Exercise details ▸ Copy all records verbatim.

Records for this task ▸
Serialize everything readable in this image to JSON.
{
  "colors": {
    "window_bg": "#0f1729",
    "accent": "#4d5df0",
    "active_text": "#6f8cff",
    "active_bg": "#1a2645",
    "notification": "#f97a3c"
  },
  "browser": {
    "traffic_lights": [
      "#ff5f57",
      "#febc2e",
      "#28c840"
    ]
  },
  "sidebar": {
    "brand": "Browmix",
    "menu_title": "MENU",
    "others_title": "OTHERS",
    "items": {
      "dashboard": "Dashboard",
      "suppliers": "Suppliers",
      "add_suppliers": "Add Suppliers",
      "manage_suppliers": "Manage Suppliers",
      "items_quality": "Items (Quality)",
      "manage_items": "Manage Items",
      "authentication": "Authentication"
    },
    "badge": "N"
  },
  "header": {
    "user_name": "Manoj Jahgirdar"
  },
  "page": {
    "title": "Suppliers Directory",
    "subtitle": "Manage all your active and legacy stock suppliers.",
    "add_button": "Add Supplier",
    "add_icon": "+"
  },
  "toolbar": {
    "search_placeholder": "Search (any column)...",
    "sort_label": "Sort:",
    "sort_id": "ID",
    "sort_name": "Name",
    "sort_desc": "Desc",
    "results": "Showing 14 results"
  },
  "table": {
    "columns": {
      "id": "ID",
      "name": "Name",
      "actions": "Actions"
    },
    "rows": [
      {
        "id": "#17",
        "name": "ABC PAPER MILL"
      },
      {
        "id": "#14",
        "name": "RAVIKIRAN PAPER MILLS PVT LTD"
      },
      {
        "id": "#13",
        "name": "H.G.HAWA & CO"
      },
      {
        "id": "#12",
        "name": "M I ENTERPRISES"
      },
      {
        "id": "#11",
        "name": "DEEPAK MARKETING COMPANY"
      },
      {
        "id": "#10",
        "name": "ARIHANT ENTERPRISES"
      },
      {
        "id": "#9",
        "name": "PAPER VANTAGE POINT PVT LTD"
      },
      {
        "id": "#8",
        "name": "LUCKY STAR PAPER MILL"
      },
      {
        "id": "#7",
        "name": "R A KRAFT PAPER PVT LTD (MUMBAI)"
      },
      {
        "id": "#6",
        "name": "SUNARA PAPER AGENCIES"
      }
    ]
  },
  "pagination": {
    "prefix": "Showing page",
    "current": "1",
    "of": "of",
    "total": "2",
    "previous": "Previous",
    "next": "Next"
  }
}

Solution for this task ▸
Serialize everything readable in this image to JSON.
{
  "colors": {
    "window_bg": "#0f1729",
    "accent": "#4d5df0",
    "active_text": "#6f8cff",
    "active_bg": "#1a2645",
    "notification": "#f97a3c"
  },
  "browser": {
    "traffic_lights": [
      "#ff5f57",
      "#febc2e",
      "#28c840"
    ]
  },
  "sidebar": {
    "brand": "Browmix",
    "menu_title": "MENU",
    "others_title": "OTHERS",
    "items": {
      "dashboard": "Dashboard",
      "suppliers": "Suppliers",
      "add_suppliers": "Add Suppliers",
      "manage_suppliers": "Manage Suppliers",
      "items_quality": "Items (Quality)",
      "manage_items": "Manage Items",
      "authentication": "Authentication"
    },
    "badge": "N"
  },
  "header": {
    "user_name": "Manoj Jahgirdar"
  },
  "page": {
    "title": "Suppliers Directory",
    "subtitle": "Manage all your active and legacy stock suppliers.",
    "add_button": "Add Supplier",
    "add_icon": "+"
  },
  "toolbar": {
    "search_placeholder": "Search (any column)...",
    "sort_label": "Sort:",
    "sort_id": "ID",
    "sort_name": "Name",
    "sort_desc": "Desc",
    "results": "Showing 14 results"
  },
  "table": {
    "columns": {
      "id": "ID",
      "name": "Name",
      "actions": "Actions"
    },
    "rows": [
      {
        "id": "#17",
        "name": "ABC PAPER MILL"
      },
      {
        "id": "#14",
        "name": "RAVIKIRAN PAPER MILLS PVT LTD"
      },
      {
        "id": "#13",
        "name": "H.G.HAWA & CO"
      },
      {
        "id": "#12",
        "name": "M I ENTERPRISES"
      },
      {
        "id": "#11",
        "name": "DEEPAK MARKETING COMPANY"
      },
      {
        "id": "#10",
        "name": "ARIHANT ENTERPRISES"
      },
      {
        "id": "#9",
        "name": "PAPER VANTAGE POINT PVT LTD"
      },
      {
        "id": "#8",
        "name": "LUCKY STAR PAPER MILL"
      },
      {
        "id": "#7",
        "name": "R A KRAFT PAPER PVT LTD (MUMBAI)"
      },
      {
        "id": "#6",
        "name": "SUNARA PAPER AGENCIES"
      }
    ]
  },
  "pagination": {
    "prefix": "Showing page",
    "current": "1",
    "of": "of",
    "total": "2",
    "previous": "Previous",
    "next": "Next"
  }
}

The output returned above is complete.